The other side of the coin, pun intended, to the gambler’s Fallacy is the Hot Hand Fallacy.

People prone to gamblers fallacy think a streak of, say, black on a roulette table makes red more likely to come next, while Hot Hand Fallacy peeps think the streak of black means you should bet on black again.

I think gamblers fallacy is far more common though. Although hot hand is usually less about coin flips or roulette tables and usually applied to other situations entirely, like athlete performances and stuff.

You did not interact in the least with what I wrote. Nothing about causation, for example, and how the previous tosses change future flips. Nothing, nada, noll.
And you were obviously writing to some other person, with whom you’d had more exchanged posts, since you referred to things we had not had with each other.
Are you the kind of person who just pretends obvious things are not there?? Because then there’s no point in talking to you.
Yes, I did not answer your question because your post did not respond to mine.

I don’t know what you are trying to say here.

I’m not sure why you feel the need to say this, but I agree.

It could be many possible results.

and you still haven’t interacted with what I wrote about, for example, causation.

Your “50-50” chances are simply 1 flip with 2 possible outcomes. You are claiming there is a 50% chance the coin will land on heads and 50% chance it lands on tails. With multiple flips your “50-50” becomes irrelevant, because the discussion is about how many flips out of 100 will be heads and how many will be tails. It is how many out of 100 will it land on heads, not how many possible outcomes are there.

=== Problem ===
Answer these questions from the fallacy discussion:
1. What does a person prone to the Hot Hand Fallacy think a streak of black on a roulette table means?
2. Which fallacy does the writer say is far more common?
3. What topic, given "for example," does one poster say the other still hasn't interacted with?
The records that follow have no connection to the text.

=== Dataset rows ===
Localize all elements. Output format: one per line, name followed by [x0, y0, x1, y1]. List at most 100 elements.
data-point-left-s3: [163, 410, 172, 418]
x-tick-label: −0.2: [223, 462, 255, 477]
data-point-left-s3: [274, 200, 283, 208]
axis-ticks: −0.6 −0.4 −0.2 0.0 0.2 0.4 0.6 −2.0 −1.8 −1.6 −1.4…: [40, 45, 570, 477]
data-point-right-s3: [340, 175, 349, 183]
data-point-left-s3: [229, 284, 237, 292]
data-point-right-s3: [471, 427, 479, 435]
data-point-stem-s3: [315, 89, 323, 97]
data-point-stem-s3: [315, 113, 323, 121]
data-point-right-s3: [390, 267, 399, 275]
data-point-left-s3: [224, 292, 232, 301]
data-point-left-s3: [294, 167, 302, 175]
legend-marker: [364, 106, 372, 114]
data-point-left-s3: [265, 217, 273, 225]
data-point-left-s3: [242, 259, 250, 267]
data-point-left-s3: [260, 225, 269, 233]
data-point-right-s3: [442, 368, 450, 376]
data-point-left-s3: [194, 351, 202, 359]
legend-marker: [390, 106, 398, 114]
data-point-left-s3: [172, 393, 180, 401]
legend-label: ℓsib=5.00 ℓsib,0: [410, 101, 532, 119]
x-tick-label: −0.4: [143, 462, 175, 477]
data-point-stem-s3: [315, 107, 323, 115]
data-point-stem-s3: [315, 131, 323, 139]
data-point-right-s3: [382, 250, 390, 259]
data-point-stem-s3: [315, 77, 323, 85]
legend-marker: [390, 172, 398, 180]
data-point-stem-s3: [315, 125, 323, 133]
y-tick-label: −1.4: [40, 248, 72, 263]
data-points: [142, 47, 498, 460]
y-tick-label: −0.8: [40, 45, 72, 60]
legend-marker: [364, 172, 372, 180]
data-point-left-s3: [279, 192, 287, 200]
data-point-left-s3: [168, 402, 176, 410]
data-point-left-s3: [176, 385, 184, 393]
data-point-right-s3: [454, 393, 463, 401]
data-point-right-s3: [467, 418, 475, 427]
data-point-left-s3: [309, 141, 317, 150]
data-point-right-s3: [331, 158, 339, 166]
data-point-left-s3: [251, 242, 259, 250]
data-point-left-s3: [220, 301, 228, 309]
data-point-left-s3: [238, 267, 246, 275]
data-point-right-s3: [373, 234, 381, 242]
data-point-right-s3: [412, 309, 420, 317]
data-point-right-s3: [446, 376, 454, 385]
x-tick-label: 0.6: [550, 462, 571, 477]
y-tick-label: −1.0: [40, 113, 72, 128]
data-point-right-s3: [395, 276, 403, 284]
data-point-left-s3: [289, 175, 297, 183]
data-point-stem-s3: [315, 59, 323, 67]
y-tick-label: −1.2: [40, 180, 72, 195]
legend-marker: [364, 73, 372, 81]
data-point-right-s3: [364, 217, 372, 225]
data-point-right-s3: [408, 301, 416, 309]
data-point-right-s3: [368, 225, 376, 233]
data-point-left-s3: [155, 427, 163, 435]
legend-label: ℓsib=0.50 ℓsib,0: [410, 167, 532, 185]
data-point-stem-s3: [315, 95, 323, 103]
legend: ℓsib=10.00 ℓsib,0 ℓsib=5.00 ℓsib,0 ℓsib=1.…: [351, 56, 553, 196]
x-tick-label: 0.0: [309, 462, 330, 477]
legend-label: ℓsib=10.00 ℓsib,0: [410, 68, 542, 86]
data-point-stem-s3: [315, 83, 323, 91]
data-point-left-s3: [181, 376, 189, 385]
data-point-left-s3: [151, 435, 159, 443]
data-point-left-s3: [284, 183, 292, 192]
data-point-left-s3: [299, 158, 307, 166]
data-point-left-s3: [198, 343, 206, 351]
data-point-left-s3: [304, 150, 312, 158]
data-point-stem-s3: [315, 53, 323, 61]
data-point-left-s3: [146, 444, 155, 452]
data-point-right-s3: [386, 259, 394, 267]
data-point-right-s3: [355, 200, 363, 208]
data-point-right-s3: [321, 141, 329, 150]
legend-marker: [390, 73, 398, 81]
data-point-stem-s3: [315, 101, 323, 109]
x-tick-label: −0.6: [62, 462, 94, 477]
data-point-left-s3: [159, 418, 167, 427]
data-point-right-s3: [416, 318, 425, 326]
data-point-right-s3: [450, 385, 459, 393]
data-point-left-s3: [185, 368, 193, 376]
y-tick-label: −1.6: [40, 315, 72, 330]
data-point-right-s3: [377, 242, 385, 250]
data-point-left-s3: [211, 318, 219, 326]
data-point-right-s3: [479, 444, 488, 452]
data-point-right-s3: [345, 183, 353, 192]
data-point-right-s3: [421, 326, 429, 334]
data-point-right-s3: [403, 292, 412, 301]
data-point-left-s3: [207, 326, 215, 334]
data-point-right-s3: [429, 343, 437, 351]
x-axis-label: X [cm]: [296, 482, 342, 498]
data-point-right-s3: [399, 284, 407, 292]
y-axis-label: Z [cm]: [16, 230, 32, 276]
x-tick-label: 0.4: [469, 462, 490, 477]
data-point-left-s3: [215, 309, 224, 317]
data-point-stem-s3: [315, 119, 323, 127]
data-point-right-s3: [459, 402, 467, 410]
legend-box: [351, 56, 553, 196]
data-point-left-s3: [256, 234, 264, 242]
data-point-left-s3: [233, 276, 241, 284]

=== Solution ===
1. That you should bet on black again.
2. The gambler's fallacy.
3. Causation.